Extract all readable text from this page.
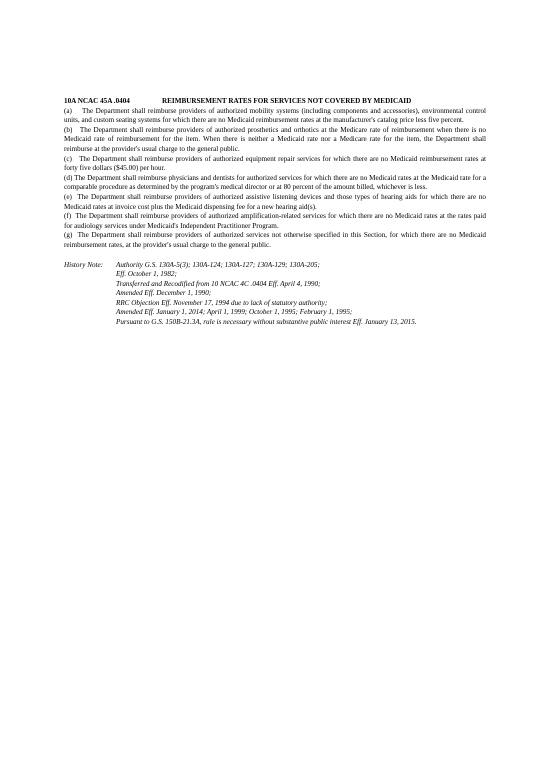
10A NCAC 45A .0404	REIMBURSEMENT RATES FOR SERVICES NOT COVERED BY MEDICAID

(a)    The Department shall reimburse providers of authorized mobility systems (including components and accessories), environmental control units, and custom seating systems for which there are no Medicaid reimbursement rates at the manufacturer's catalog price less five percent.

(b)   The Department shall reimburse providers of authorized prosthetics and orthotics at the Medicare rate of reimbursement when there is no Medicaid rate of reimbursement for the item. When there is neither a Medicaid rate nor a Medicare rate for the item, the Department shall reimburse at the provider's usual charge to the general public.

(c)   The Department shall reimburse providers of authorized equipment repair services for which there are no Medicaid reimbursement rates at forty five dollars ($45.00) per hour.

(d) The Department shall reimburse physicians and dentists for authorized services for which there are no Medicaid rates at the Medicaid rate for a comparable procedure as determined by the program's medical director or at 80 percent of the amount billed, whichever is less.

(e)  The Department shall reimburse providers of authorized assistive listening devices and those types of hearing aids for which there are no Medicaid rates at invoice cost plus the Medicaid dispensing fee for a new hearing aid(s).

(f)  The Department shall reimburse providers of authorized amplification-related services for which there are no Medicaid rates at the rates paid for audiology services under Medicaid's Independent Practitioner Program.

(g)  The Department shall reimburse providers of authorized services not otherwise specified in this Section, for which there are no Medicaid reimbursement rates, at the provider's usual charge to the general public.

History Note:	Authority G.S. 130A-5(3); 130A-124; 130A-127; 130A-129; 130A-205;

Eff. October 1, 1982;

Transferred and Recodified from 10 NCAC 4C .0404 Eff. April 4, 1990;

Amended Eff. December 1, 1990;

RRC Objection Eff. November 17, 1994 due to lack of statutory authority;

Amended Eff. January 1, 2014; April 1, 1999; October 1, 1995; February 1, 1995;

Pursuant to G.S. 150B-21.3A, rule is necessary without substantive public interest Eff. January 13, 2015.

* **Exercise goal**:
Repeat verbatim all the material, but not the pictures.

* **Final result**:
Extract all readable text from this page.
10A NCAC 45A .0404	REIMBURSEMENT RATES FOR SERVICES NOT COVERED BY MEDICAID

(a)    The Department shall reimburse providers of authorized mobility systems (including components and accessories), environmental control units, and custom seating systems for which there are no Medicaid reimbursement rates at the manufacturer's catalog price less five percent.

(b)   The Department shall reimburse providers of authorized prosthetics and orthotics at the Medicare rate of reimbursement when there is no Medicaid rate of reimbursement for the item. When there is neither a Medicaid rate nor a Medicare rate for the item, the Department shall reimburse at the provider's usual charge to the general public.

(c)   The Department shall reimburse providers of authorized equipment repair services for which there are no Medicaid reimbursement rates at forty five dollars ($45.00) per hour.

(d) The Department shall reimburse physicians and dentists for authorized services for which there are no Medicaid rates at the Medicaid rate for a comparable procedure as determined by the program's medical director or at 80 percent of the amount billed, whichever is less.

(e)  The Department shall reimburse providers of authorized assistive listening devices and those types of hearing aids for which there are no Medicaid rates at invoice cost plus the Medicaid dispensing fee for a new hearing aid(s).

(f)  The Department shall reimburse providers of authorized amplification-related services for which there are no Medicaid rates at the rates paid for audiology services under Medicaid's Independent Practitioner Program.

(g)  The Department shall reimburse providers of authorized services not otherwise specified in this Section, for which there are no Medicaid reimbursement rates, at the provider's usual charge to the general public.

History Note:	Authority G.S. 130A-5(3); 130A-124; 130A-127; 130A-129; 130A-205;

Eff. October 1, 1982;

Transferred and Recodified from 10 NCAC 4C .0404 Eff. April 4, 1990;

Amended Eff. December 1, 1990;

RRC Objection Eff. November 17, 1994 due to lack of statutory authority;

Amended Eff. January 1, 2014; April 1, 1999; October 1, 1995; February 1, 1995;

Pursuant to G.S. 150B-21.3A, rule is necessary without substantive public interest Eff. January 13, 2015.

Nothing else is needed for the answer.